[Raw records]
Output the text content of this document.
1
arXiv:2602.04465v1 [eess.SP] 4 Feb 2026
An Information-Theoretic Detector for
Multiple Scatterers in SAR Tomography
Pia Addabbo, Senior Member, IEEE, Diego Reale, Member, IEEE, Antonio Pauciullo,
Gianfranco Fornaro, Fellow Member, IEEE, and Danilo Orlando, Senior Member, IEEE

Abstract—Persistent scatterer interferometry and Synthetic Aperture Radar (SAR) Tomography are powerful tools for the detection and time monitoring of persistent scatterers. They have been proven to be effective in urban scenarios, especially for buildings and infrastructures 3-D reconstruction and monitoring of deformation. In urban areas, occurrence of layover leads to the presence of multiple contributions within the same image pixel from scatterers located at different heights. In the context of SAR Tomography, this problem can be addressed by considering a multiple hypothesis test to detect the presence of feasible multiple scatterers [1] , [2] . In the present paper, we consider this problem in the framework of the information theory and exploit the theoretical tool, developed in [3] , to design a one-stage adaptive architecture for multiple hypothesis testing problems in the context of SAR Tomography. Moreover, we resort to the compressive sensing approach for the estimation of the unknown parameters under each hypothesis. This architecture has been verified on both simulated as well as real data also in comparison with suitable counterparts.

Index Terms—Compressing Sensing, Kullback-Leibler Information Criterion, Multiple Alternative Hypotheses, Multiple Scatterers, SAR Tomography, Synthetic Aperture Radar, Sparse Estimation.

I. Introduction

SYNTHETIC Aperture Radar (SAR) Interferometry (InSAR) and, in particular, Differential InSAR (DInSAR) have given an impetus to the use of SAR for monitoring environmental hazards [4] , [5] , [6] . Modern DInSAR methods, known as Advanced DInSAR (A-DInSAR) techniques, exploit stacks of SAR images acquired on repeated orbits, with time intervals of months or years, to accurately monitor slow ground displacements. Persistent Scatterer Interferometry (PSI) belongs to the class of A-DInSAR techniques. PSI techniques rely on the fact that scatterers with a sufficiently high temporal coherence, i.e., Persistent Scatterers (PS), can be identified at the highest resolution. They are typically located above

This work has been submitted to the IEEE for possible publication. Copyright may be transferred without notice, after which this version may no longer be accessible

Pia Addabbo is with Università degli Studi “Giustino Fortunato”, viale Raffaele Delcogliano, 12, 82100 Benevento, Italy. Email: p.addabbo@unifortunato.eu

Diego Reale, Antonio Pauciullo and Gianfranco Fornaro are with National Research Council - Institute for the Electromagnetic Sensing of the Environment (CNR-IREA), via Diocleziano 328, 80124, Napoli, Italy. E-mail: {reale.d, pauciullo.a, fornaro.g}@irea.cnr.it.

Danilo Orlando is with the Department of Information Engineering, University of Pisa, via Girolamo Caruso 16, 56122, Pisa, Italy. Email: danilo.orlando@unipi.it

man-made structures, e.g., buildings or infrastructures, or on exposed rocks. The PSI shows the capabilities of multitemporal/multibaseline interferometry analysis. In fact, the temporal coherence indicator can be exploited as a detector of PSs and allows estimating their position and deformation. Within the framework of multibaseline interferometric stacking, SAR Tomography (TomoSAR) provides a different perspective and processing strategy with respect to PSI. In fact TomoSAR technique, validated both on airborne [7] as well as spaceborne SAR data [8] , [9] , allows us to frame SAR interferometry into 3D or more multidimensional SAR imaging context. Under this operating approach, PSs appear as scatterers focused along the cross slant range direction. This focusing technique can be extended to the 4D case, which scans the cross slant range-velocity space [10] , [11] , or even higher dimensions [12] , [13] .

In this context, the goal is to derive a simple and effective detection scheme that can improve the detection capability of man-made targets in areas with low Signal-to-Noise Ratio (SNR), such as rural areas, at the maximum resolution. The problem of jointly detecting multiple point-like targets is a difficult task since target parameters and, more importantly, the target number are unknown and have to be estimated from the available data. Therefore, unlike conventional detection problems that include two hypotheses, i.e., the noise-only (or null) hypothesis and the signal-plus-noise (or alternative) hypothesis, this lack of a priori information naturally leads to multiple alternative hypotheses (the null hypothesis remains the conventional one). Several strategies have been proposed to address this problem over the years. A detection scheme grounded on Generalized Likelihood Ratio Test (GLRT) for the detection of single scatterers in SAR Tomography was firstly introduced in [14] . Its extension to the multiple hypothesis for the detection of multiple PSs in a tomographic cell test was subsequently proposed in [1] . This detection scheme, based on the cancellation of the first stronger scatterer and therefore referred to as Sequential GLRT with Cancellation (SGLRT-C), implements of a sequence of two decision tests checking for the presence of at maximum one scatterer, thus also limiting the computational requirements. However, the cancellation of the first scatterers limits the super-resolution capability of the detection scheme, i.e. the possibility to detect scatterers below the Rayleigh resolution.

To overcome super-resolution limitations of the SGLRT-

[Written problem]:
Check each line of the listing above for the string "Gianfranco", then report only how many lines have it.

[Complete output]:
2